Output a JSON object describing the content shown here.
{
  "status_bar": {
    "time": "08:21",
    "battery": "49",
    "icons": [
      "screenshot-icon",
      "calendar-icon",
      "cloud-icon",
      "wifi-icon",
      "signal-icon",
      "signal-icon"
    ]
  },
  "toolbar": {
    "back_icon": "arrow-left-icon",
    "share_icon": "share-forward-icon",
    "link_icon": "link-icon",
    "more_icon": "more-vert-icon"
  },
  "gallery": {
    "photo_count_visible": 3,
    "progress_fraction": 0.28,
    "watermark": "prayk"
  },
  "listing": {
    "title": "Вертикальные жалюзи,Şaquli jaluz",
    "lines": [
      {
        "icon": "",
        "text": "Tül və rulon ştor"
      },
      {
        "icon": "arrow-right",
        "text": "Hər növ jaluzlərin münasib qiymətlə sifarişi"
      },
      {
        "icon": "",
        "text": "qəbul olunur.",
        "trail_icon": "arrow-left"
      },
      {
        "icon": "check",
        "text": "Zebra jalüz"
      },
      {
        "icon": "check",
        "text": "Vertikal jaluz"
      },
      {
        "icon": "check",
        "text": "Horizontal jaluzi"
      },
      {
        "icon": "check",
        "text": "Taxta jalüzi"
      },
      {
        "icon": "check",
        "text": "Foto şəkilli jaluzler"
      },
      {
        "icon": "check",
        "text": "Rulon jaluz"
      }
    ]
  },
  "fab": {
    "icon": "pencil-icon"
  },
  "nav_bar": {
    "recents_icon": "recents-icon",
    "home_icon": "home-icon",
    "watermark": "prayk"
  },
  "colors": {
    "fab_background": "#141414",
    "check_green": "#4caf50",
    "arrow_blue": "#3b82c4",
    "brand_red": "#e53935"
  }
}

* **EXERCISE REQUIREMENTS**: Nothing in the listing may be changed; retype it all exactly.

* **FINAL ANSWER**:
Output a JSON object describing the content shown here.
{
  "status_bar": {
    "time": "08:21",
    "battery": "49",
    "icons": [
      "screenshot-icon",
      "calendar-icon",
      "cloud-icon",
      "wifi-icon",
      "signal-icon",
      "signal-icon"
    ]
  },
  "toolbar": {
    "back_icon": "arrow-left-icon",
    "share_icon": "share-forward-icon",
    "link_icon": "link-icon",
    "more_icon": "more-vert-icon"
  },
  "gallery": {
    "photo_count_visible": 3,
    "progress_fraction": 0.28,
    "watermark": "prayk"
  },
  "listing": {
    "title": "Вертикальные жалюзи,Şaquli jaluz",
    "lines": [
      {
        "icon": "",
        "text": "Tül və rulon ştor"
      },
      {
        "icon": "arrow-right",
        "text": "Hər növ jaluzlərin münasib qiymətlə sifarişi"
      },
      {
        "icon": "",
        "text": "qəbul olunur.",
        "trail_icon": "arrow-left"
      },
      {
        "icon": "check",
        "text": "Zebra jalüz"
      },
      {
        "icon": "check",
        "text": "Vertikal jaluz"
      },
      {
        "icon": "check",
        "text": "Horizontal jaluzi"
      },
      {
        "icon": "check",
        "text": "Taxta jalüzi"
      },
      {
        "icon": "check",
        "text": "Foto şəkilli jaluzler"
      },
      {
        "icon": "check",
        "text": "Rulon jaluz"
      }
    ]
  },
  "fab": {
    "icon": "pencil-icon"
  },
  "nav_bar": {
    "recents_icon": "recents-icon",
    "home_icon": "home-icon",
    "watermark": "prayk"
  },
  "colors": {
    "fab_background": "#141414",
    "check_green": "#4caf50",
    "arrow_blue": "#3b82c4",
    "brand_red": "#e53935"
  }
}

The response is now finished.